> [TASK INPUTS]
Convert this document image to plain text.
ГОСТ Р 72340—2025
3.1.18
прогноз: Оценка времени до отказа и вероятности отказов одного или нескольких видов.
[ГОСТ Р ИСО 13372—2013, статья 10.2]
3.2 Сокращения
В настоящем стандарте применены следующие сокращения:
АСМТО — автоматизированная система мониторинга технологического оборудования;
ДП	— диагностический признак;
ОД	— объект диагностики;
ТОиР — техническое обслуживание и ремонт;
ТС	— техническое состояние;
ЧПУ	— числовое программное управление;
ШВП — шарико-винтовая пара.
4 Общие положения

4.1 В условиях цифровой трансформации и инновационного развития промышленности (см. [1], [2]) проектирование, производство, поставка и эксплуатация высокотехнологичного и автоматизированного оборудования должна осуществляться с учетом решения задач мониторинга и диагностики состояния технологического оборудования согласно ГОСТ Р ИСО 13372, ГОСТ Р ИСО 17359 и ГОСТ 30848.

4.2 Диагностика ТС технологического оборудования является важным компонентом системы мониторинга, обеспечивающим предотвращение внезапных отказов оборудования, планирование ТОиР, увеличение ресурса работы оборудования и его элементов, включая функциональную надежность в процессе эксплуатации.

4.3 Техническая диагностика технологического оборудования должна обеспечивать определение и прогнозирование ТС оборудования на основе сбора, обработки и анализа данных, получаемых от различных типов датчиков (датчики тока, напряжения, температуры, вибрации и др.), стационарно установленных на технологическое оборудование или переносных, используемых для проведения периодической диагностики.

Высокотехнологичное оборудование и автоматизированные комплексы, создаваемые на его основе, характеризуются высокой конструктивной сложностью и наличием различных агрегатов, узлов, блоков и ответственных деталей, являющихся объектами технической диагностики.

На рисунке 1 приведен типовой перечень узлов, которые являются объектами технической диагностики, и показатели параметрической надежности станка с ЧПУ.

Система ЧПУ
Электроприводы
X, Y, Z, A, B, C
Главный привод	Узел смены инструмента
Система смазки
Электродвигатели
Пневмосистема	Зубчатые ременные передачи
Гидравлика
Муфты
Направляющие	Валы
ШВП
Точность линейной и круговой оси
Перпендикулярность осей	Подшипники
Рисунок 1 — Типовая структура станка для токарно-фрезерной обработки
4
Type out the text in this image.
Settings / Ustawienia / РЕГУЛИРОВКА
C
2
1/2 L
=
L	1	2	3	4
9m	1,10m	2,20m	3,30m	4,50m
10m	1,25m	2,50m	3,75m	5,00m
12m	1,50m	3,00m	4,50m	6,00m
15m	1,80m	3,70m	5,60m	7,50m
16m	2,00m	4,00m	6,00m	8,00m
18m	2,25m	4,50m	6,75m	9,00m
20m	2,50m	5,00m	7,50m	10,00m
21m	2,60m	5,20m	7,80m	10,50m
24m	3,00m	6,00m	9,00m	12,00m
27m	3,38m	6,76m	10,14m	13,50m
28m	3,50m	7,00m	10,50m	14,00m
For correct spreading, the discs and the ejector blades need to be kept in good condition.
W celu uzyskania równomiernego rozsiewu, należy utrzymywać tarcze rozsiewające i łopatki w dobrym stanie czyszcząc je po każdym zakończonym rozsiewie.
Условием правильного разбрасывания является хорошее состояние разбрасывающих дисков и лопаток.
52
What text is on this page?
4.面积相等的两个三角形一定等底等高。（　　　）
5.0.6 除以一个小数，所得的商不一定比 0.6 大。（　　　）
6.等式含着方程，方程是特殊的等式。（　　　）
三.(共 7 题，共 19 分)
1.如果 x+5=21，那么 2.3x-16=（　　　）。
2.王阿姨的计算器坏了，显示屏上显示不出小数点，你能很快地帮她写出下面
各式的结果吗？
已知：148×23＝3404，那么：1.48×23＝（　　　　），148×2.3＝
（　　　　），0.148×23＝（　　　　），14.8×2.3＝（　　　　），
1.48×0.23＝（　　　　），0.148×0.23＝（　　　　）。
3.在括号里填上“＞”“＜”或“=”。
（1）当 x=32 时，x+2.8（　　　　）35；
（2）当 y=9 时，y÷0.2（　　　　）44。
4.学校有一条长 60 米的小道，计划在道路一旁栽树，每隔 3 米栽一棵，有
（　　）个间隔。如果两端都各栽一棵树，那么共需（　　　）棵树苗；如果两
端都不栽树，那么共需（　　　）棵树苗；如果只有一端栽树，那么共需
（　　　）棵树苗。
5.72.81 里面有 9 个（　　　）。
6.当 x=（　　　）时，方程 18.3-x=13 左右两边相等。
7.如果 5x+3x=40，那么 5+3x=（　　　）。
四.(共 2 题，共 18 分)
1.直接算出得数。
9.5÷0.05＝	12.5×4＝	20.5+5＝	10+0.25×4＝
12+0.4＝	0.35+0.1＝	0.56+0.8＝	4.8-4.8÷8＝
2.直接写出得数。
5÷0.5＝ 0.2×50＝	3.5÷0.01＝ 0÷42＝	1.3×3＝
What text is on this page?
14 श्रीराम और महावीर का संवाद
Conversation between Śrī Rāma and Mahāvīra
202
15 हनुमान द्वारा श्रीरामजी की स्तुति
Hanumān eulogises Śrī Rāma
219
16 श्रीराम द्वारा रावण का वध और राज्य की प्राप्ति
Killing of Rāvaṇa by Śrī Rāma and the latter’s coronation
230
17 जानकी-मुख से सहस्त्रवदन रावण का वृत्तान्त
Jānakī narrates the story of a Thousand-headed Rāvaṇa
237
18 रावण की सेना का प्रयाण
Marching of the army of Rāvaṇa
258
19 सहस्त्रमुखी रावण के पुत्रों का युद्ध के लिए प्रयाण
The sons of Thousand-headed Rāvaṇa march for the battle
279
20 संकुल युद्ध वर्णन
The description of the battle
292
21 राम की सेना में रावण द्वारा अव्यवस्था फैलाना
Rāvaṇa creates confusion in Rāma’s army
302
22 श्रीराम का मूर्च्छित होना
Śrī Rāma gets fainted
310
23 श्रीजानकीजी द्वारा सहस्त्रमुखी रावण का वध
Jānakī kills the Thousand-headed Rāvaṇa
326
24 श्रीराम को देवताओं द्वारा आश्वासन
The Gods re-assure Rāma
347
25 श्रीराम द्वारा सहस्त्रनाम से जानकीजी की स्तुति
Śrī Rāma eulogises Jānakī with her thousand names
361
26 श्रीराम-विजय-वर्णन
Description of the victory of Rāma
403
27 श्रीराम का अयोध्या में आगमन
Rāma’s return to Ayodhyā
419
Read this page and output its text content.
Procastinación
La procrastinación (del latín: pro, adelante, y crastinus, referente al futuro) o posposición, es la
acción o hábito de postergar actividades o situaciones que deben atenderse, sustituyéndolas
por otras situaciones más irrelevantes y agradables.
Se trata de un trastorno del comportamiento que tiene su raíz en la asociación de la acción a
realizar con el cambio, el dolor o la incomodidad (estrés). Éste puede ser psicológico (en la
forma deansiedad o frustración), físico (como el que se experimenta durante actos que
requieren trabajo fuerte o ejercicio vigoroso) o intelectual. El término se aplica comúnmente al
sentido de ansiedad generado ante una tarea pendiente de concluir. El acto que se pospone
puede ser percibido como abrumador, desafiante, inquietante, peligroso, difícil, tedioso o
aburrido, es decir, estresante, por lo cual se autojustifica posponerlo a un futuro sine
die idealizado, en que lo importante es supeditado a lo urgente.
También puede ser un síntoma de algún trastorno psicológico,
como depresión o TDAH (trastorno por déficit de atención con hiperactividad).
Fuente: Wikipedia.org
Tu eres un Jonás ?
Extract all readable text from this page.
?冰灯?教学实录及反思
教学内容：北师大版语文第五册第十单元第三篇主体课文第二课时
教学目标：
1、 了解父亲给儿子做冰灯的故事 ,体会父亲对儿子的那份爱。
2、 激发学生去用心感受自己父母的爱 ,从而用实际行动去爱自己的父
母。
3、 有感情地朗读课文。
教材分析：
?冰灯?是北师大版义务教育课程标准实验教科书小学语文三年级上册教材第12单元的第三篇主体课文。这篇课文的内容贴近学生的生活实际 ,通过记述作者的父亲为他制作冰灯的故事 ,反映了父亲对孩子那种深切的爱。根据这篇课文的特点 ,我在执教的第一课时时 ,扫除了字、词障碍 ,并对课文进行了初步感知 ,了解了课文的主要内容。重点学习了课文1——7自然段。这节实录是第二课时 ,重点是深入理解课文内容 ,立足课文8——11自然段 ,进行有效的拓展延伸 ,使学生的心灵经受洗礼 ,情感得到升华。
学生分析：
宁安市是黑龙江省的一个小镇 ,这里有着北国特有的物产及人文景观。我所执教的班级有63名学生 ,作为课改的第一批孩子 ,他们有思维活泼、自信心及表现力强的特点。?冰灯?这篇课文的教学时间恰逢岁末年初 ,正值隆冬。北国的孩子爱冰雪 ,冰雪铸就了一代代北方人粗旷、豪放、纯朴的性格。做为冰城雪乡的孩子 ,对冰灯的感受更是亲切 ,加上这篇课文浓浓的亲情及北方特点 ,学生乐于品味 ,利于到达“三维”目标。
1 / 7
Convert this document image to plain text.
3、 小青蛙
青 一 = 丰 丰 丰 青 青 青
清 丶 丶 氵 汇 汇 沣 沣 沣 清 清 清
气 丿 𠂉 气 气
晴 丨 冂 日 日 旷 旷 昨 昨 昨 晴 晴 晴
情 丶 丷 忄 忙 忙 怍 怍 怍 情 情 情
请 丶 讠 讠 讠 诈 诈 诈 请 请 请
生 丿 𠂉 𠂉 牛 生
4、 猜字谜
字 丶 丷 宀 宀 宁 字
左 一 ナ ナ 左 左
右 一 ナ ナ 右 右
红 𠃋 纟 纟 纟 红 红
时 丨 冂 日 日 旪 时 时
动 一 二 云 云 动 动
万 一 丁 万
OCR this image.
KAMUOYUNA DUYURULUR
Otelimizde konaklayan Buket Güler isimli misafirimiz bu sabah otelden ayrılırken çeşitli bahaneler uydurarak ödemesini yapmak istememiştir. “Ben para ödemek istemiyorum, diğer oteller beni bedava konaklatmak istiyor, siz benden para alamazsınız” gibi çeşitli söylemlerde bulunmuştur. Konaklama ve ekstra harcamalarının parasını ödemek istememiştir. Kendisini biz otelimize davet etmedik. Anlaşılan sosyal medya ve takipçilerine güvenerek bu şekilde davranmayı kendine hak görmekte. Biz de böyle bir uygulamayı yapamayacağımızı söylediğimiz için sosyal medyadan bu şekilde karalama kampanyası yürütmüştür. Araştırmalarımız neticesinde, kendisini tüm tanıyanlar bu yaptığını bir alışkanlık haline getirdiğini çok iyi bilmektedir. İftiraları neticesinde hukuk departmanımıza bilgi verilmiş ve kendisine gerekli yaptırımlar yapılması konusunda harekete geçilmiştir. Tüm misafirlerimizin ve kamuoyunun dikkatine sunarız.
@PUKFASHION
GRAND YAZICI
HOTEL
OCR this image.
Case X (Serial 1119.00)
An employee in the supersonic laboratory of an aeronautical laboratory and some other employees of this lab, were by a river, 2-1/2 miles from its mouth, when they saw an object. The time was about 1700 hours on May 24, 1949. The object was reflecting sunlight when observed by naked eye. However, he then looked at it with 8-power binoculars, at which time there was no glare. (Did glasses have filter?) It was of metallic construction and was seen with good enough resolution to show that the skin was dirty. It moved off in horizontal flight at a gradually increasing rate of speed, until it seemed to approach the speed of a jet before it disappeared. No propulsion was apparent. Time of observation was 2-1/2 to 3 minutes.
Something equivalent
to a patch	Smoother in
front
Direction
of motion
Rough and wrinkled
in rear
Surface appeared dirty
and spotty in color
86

> [WHAT NEEDS TO BE DONE] Find the string "那么共需" in the records, then copy each line where it occurs.

> [RESULT]
（　　）个间隔。如果两端都各栽一棵树，那么共需（　　　）棵树苗；如果两
端都不栽树，那么共需（　　　）棵树苗；如果只有一端栽树，那么共需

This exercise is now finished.